What is expected: Reproduce the data starting at the line containing "Identify all the" and ending at the line containing "svg-text:2018: 2018 — [596, 191, 607, 214]", substituting "Cruise passengers" for "Croisiéristes" and keeping everything else unchanged. Give only those lines, and leave the picture out.

Material for the task:
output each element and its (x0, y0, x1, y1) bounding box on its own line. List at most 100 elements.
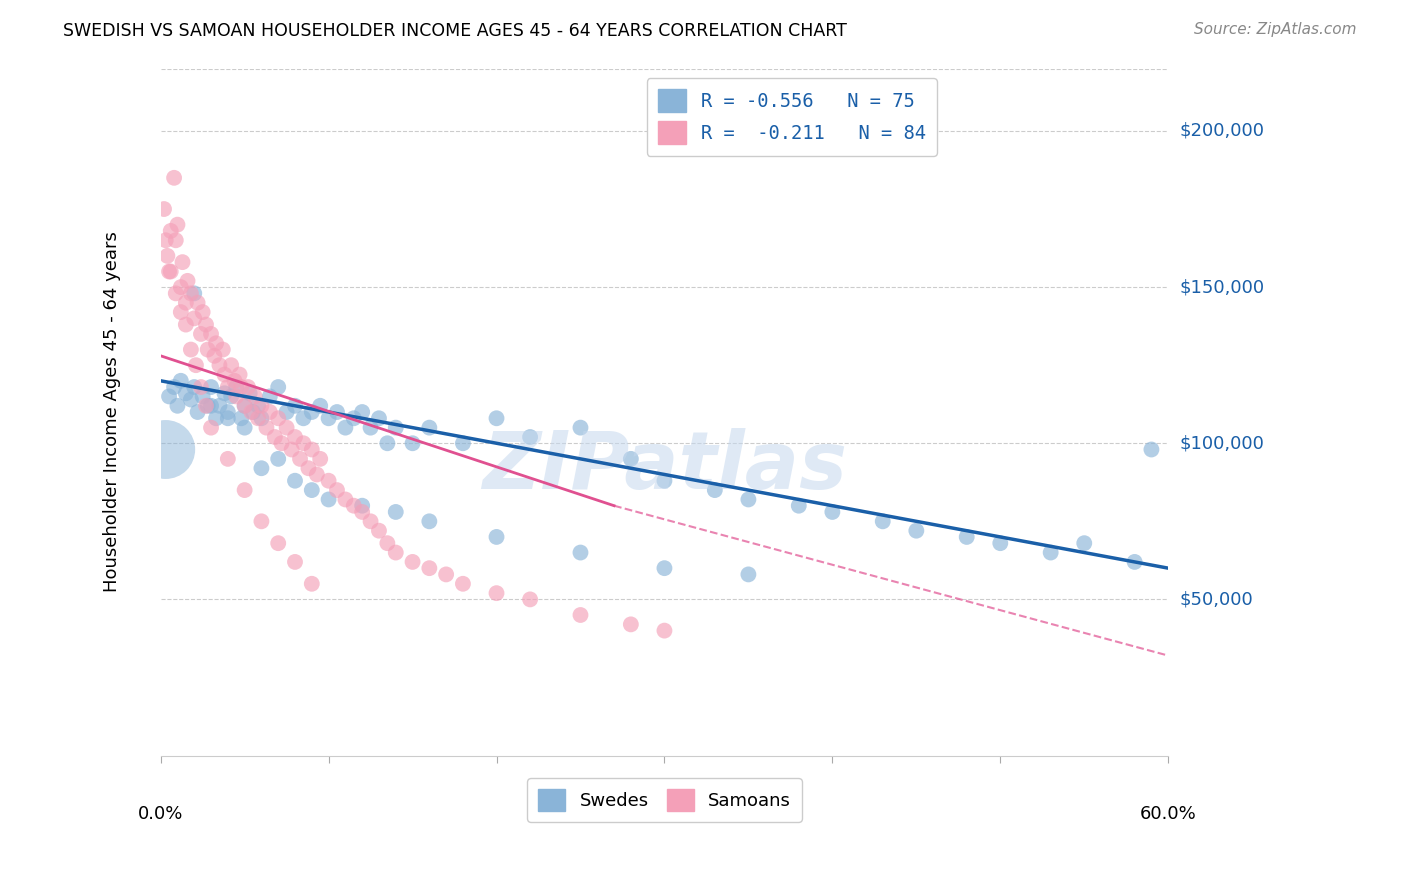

* * *

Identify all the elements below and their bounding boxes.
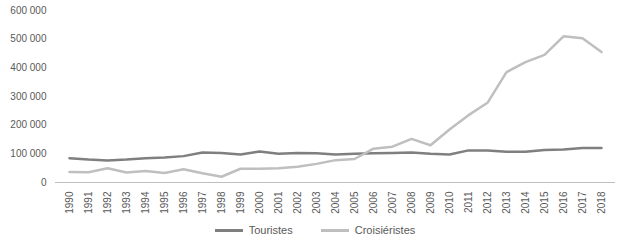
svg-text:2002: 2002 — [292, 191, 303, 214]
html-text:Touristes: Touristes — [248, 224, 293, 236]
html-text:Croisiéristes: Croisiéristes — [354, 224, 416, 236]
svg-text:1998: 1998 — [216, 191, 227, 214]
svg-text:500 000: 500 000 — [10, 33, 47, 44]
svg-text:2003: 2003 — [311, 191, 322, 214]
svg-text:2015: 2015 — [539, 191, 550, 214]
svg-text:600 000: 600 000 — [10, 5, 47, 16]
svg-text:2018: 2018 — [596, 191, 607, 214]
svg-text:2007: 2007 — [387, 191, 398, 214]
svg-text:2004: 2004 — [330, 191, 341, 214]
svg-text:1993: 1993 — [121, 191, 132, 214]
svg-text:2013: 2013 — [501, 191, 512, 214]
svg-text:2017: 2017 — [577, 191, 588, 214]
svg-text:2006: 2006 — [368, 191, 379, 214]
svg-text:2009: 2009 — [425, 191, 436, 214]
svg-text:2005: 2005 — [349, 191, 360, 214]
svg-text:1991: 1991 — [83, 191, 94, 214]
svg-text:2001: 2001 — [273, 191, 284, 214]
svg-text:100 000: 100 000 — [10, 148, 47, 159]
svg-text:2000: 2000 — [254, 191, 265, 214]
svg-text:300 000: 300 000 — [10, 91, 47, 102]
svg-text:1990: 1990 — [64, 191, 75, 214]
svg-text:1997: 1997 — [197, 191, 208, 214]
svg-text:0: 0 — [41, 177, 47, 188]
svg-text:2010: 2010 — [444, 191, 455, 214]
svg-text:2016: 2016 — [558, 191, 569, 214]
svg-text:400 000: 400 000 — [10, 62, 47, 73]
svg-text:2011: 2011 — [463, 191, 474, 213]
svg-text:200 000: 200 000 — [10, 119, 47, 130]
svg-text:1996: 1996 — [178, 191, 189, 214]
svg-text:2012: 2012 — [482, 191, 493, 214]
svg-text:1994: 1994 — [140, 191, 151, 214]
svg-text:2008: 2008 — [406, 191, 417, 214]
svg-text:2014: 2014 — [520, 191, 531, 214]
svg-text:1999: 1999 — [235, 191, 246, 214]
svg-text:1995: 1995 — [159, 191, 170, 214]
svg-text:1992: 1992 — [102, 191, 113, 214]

==

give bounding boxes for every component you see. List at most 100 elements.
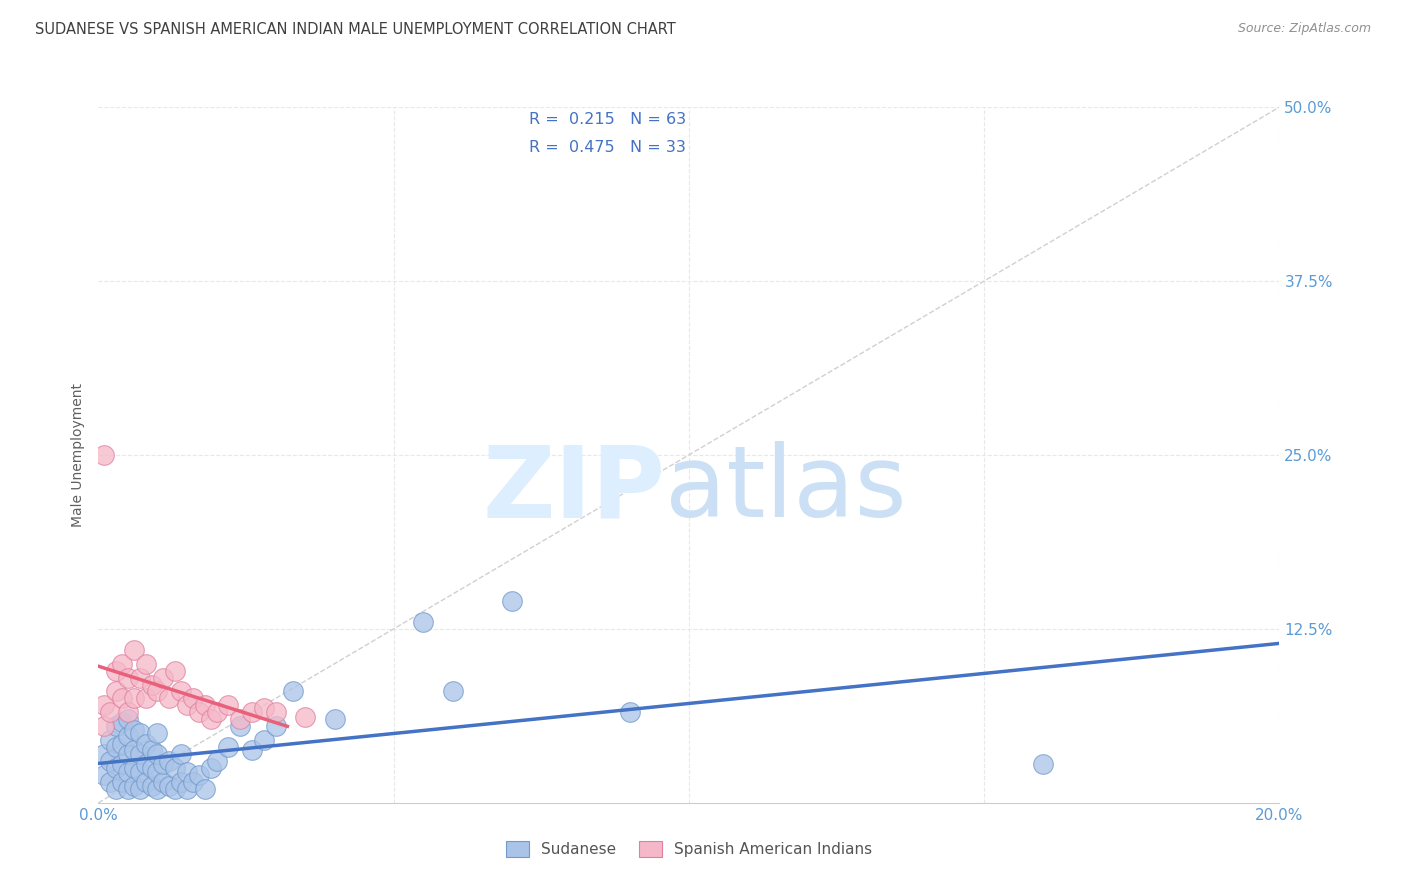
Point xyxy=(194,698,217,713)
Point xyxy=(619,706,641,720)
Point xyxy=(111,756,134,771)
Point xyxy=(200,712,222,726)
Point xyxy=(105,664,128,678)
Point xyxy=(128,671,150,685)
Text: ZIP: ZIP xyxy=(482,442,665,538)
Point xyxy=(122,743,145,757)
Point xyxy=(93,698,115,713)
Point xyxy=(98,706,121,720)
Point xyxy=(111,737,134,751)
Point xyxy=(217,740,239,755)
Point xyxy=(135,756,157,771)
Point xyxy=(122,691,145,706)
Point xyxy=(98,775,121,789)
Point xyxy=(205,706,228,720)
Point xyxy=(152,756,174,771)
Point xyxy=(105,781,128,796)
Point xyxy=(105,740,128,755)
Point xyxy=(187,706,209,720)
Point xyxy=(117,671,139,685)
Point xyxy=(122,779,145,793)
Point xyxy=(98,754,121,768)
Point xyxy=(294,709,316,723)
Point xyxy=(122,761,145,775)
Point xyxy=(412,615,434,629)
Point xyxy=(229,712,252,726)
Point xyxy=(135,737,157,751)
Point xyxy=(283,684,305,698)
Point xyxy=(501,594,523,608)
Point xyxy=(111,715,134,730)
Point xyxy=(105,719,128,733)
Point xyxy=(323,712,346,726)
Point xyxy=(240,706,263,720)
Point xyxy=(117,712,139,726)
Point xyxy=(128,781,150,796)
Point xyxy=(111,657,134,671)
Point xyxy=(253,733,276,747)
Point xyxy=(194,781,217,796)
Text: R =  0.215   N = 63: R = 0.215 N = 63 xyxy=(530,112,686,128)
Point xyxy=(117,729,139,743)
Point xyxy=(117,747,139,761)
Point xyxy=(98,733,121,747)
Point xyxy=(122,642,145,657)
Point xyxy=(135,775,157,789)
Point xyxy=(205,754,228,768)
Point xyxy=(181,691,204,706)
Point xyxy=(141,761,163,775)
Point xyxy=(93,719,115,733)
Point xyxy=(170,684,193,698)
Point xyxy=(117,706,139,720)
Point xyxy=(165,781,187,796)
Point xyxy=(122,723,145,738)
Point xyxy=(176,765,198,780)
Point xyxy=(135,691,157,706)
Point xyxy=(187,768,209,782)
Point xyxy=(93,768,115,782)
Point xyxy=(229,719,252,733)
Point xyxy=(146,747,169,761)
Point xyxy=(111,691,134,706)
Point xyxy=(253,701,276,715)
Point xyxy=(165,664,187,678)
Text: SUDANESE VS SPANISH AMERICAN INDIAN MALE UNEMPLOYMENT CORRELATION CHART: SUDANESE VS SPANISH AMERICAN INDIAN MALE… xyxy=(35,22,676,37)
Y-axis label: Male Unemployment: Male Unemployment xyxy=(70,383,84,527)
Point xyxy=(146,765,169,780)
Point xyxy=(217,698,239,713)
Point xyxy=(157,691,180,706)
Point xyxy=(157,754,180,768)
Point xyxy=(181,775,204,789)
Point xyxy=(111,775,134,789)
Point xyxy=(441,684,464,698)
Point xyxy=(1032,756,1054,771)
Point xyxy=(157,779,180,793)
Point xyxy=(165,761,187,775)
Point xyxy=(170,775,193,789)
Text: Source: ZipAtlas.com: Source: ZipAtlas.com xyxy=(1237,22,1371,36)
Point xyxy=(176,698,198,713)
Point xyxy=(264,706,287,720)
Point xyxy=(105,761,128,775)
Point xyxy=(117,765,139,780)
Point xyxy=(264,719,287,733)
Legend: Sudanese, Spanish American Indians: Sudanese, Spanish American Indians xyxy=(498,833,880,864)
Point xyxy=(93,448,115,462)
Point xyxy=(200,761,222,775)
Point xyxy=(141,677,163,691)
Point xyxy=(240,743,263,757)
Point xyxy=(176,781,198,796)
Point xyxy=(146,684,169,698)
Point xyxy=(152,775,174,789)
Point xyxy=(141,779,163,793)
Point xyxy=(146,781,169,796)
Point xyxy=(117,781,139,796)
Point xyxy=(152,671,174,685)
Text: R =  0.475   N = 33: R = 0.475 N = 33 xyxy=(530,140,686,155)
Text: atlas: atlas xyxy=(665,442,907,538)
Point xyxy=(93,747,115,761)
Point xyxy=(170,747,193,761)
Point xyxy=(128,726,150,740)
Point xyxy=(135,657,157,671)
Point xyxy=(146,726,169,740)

Result for this exercise:
Identify all the elements below and their bounding boxes.
svg-text:2002: 2002 — [292, 191, 303, 214]
html-text:Touristes: Touristes — [248, 224, 293, 236]
html-text:Cruise passengers: Cruise passengers — [354, 224, 416, 236]
svg-text:1998: 1998 — [216, 191, 227, 214]
svg-text:500 000: 500 000 — [10, 33, 47, 44]
svg-text:2003: 2003 — [311, 191, 322, 214]
svg-text:2015: 2015 — [539, 191, 550, 214]
svg-text:600 000: 600 000 — [10, 5, 47, 16]
svg-text:2018: 2018 — [596, 191, 607, 214]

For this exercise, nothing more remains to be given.